Desiring to extend his authority in Sulu, he bought two Egyptian officers and 30 Sikhs from Singapore. He also organized a police force for the sultanate. Due to his lack of education and mismanagement, the force weren't paid well and some decided to quit their duties from the sultan.

Badaruddin moved his residence in Matanda where a house was made by the governor of Sulu. In 1883, a juramentado, disregarding his post, killed two officers and wounded some Spanish officers. Alarmed by these events, the governor of Sulu requested the sultan to punish the juramentado. The sultan did not respond. In order to restore peace, the governor of Sulu used his influence to reestablished peace and deescalate tensions. Due to the governor's friendship with the sultan, they complied.

==Death and aftermath==
In February 22, 1884, Badaruddin died. His death caused dissentions among Sulus and subsequent dissatisfaction. He died without leaving a male heir.

===Civil War===
The death of Badaruddin caused a civil war among Patikul datus and Maimbung forces. The Patikul datus were led by Datu Aliyyud while the Maimbung forces were led by Amirul Kiram. Amirul Kiram, also known as Jamalul Kiram II, was a bitter rival of his brother Badaruddin. He gathered and collect his forces to attack the Spanish military and claim the sultanate.

In 1886, Harun Ar-Rashid was recommended by Governor Juan Arolas to be sultan of Sulu.

===Northern Borneo===
Sultan Jamal ul-Alam, his father, sign a Grant of 1878 to give North Borneo to a British company. He died in 1881 to be succeeded by his son Badaruddin. Unexpectedly, Badaruddin died at an early age withholding the contract until a new sultan recognized by the Spanish Government was appointed.

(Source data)
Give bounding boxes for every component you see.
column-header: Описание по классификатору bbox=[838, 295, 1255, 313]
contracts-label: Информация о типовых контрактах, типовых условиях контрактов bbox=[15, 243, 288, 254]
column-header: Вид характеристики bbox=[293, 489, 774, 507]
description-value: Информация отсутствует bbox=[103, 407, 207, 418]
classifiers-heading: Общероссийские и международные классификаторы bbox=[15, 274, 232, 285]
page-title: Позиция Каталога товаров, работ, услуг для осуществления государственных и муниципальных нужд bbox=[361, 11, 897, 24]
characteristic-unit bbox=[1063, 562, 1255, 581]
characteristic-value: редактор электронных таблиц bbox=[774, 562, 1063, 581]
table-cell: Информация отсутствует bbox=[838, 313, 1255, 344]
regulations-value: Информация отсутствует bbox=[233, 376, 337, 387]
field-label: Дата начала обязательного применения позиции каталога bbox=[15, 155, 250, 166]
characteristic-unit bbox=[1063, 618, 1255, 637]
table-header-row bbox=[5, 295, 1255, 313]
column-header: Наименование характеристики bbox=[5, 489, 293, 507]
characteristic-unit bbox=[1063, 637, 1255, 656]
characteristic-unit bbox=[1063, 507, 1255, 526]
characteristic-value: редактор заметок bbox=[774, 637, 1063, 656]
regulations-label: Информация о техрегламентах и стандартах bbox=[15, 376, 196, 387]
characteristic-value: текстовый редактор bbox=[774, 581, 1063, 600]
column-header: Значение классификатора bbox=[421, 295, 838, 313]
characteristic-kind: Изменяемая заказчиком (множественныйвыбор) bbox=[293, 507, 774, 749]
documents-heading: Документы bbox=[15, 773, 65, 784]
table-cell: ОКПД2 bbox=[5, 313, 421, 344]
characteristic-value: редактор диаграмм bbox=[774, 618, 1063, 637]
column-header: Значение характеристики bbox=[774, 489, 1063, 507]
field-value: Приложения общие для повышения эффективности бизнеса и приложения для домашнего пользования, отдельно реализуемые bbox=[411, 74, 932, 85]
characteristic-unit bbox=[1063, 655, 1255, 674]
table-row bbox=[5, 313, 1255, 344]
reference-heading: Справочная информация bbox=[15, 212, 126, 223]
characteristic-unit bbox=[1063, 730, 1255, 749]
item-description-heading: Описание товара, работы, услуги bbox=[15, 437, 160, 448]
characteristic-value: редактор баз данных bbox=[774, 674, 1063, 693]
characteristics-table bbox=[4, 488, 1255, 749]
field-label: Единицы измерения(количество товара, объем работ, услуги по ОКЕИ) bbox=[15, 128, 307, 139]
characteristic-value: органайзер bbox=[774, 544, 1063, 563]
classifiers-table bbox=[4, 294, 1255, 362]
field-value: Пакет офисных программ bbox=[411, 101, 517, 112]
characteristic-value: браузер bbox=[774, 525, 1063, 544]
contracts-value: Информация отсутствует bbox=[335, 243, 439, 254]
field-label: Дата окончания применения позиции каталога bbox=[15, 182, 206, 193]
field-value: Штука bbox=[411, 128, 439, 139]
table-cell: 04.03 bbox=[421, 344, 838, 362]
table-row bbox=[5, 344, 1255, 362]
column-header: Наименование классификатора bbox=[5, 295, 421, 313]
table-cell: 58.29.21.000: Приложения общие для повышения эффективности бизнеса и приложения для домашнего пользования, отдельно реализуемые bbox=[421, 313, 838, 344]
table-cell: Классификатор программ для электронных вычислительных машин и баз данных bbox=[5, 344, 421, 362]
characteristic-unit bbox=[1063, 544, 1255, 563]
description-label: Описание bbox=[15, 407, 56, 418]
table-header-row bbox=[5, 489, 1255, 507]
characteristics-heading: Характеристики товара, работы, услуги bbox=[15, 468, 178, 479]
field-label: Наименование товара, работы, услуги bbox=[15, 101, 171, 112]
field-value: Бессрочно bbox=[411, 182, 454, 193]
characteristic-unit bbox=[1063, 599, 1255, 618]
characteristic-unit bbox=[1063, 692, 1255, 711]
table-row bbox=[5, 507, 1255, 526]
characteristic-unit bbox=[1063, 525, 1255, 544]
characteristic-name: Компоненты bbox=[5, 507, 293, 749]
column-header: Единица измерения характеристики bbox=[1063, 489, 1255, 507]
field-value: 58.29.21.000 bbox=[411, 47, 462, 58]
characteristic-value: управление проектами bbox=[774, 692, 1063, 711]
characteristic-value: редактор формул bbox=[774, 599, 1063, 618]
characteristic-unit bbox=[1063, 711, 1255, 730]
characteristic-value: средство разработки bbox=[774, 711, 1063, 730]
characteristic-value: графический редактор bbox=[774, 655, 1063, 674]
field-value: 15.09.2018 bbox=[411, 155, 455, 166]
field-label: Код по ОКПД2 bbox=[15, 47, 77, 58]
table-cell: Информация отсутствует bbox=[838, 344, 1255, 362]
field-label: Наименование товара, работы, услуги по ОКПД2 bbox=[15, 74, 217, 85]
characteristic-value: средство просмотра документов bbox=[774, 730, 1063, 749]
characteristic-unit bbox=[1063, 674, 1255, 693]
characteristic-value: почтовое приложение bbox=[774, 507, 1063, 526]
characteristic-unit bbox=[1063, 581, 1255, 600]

### ASSIGNMENT
Can you copy the part of the text on Sultan Badaruddin word for word, starting with "Desiring to extend" and going on through "sultan, they complied."?

### RESULT
Desiring to extend his authority in Sulu, he bought two Egyptian officers and 30 Sikhs from Singapore. He also organized a police force for the sultanate. Due to his lack of education and mismanagement, the force weren't paid well and some decided to quit their duties from the sultan.

Badaruddin moved his residence in Matanda where a house was made by the governor of Sulu. In 1883, a juramentado, disregarding his post, killed two officers and wounded some Spanish officers. Alarmed by these events, the governor of Sulu requested the sultan to punish the juramentado. The sultan did not respond. In order to restore peace, the governor of Sulu used his influence to reestablished peace and deescalate tensions. Due to the governor's friendship with the sultan, they complied.